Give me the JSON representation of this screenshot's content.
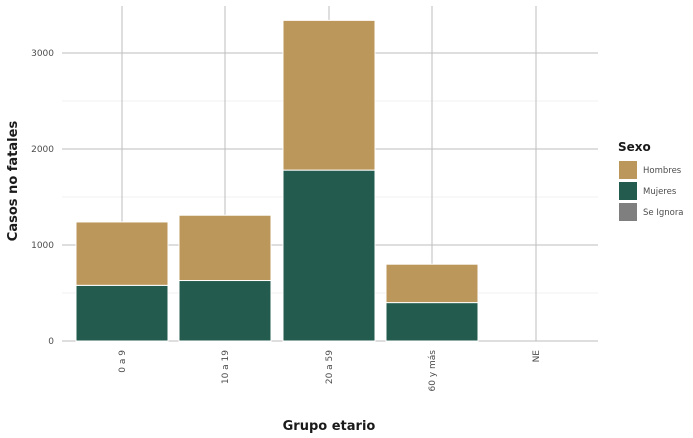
{
  "chart_data": {
    "type": "bar",
    "stacked": true,
    "categories": [
      "0 a 9",
      "10 a 19",
      "20 a 59",
      "60 y más",
      "NE"
    ],
    "series": [
      {
        "name": "Hombres",
        "values": [
          660,
          680,
          1560,
          400,
          0
        ],
        "color": "#bc975b"
      },
      {
        "name": "Mujeres",
        "values": [
          580,
          630,
          1780,
          400,
          0
        ],
        "color": "#235c4e"
      },
      {
        "name": "Se Ignora",
        "values": [
          0,
          0,
          0,
          0,
          0
        ],
        "color": "#7f7f7f"
      }
    ],
    "xlabel": "Grupo etario",
    "ylabel": "Casos no fatales",
    "ylim": [
      0,
      3500
    ],
    "yticks": [
      0,
      1000,
      2000,
      3000
    ],
    "legend": {
      "title": "Sexo",
      "position": "right"
    },
    "grid": true
  }
}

◆ **What you will do**
Every record above must be given again exactly; drop the pictures.

◆ **Response to the exercise**
Give me the JSON representation of this screenshot's content.
{
  "chart_data": {
    "type": "bar",
    "stacked": true,
    "categories": [
      "0 a 9",
      "10 a 19",
      "20 a 59",
      "60 y más",
      "NE"
    ],
    "series": [
      {
        "name": "Hombres",
        "values": [
          660,
          680,
          1560,
          400,
          0
        ],
        "color": "#bc975b"
      },
      {
        "name": "Mujeres",
        "values": [
          580,
          630,
          1780,
          400,
          0
        ],
        "color": "#235c4e"
      },
      {
        "name": "Se Ignora",
        "values": [
          0,
          0,
          0,
          0,
          0
        ],
        "color": "#7f7f7f"
      }
    ],
    "xlabel": "Grupo etario",
    "ylabel": "Casos no fatales",
    "ylim": [
      0,
      3500
    ],
    "yticks": [
      0,
      1000,
      2000,
      3000
    ],
    "legend": {
      "title": "Sexo",
      "position": "right"
    },
    "grid": true
  }
}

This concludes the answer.